Determine the count of lines holding "учитель" and give that count alone.

------------------------------------------------------------------------

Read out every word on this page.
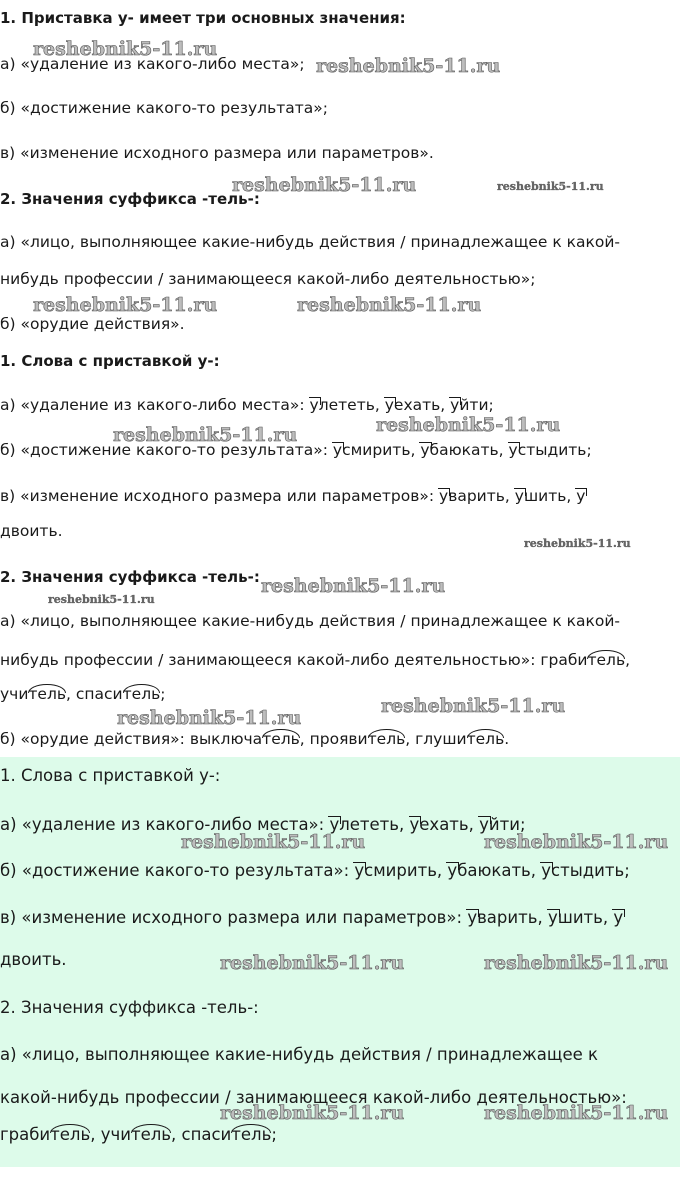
1. Приставка у- имеет три основных значения:
а) «удаление из какого-либо места»;
б) «достижение какого-то результата»;
в) «изменение исходного размера или параметров».
2. Значения суффикса -тель-:
а) «лицо, выполняющее какие-нибудь действия / принадлежащее к какой-
нибудь профессии / занимающееся какой-либо деятельностью»;
б) «орудие действия».
1. Слова с приставкой у-:
а) «удаление из какого-либо места»: улететь, уехать, уйти;
б) «достижение какого-то результата»: усмирить, убаюкать, устыдить;
в) «изменение исходного размера или параметров»: уварить, ушить, у
двоить.
2. Значения суффикса -тель-:
а) «лицо, выполняющее какие-нибудь действия / принадлежащее к какой-
нибудь профессии / занимающееся какой-либо деятельностью»: грабитель,
учитель, спаситель;
б) «орудие действия»: выключатель, проявитель, глушитель.
1. Слова с приставкой у-:
а) «удаление из какого-либо места»: улететь, уехать, уйти;
б) «достижение какого-то результата»: усмирить, убаюкать, устыдить;
в) «изменение исходного размера или параметров»: уварить, ушить, у
двоить.
2. Значения суффикса -тель-:
а) «лицо, выполняющее какие-нибудь действия / принадлежащее к
какой-нибудь профессии / занимающееся какой-либо деятельностью»:
грабитель, учитель, спаситель;
reshebnik5-11.ru
reshebnik5-11.ru
reshebnik5-11.ru	reshebnik5-11.ru
reshebnik5-11.ru	reshebnik5-11.ru
reshebnik5-11.ru
reshebnik5-11.ru
reshebnik5-11.ru
reshebnik5-11.ru
reshebnik5-11.ru
reshebnik5-11.ru
reshebnik5-11.ru
reshebnik5-11.ru	reshebnik5-11.ru
reshebnik5-11.ru	reshebnik5-11.ru
reshebnik5-11.ru	reshebnik5-11.ru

------------------------------------------------------------------------

> [Task output]:
2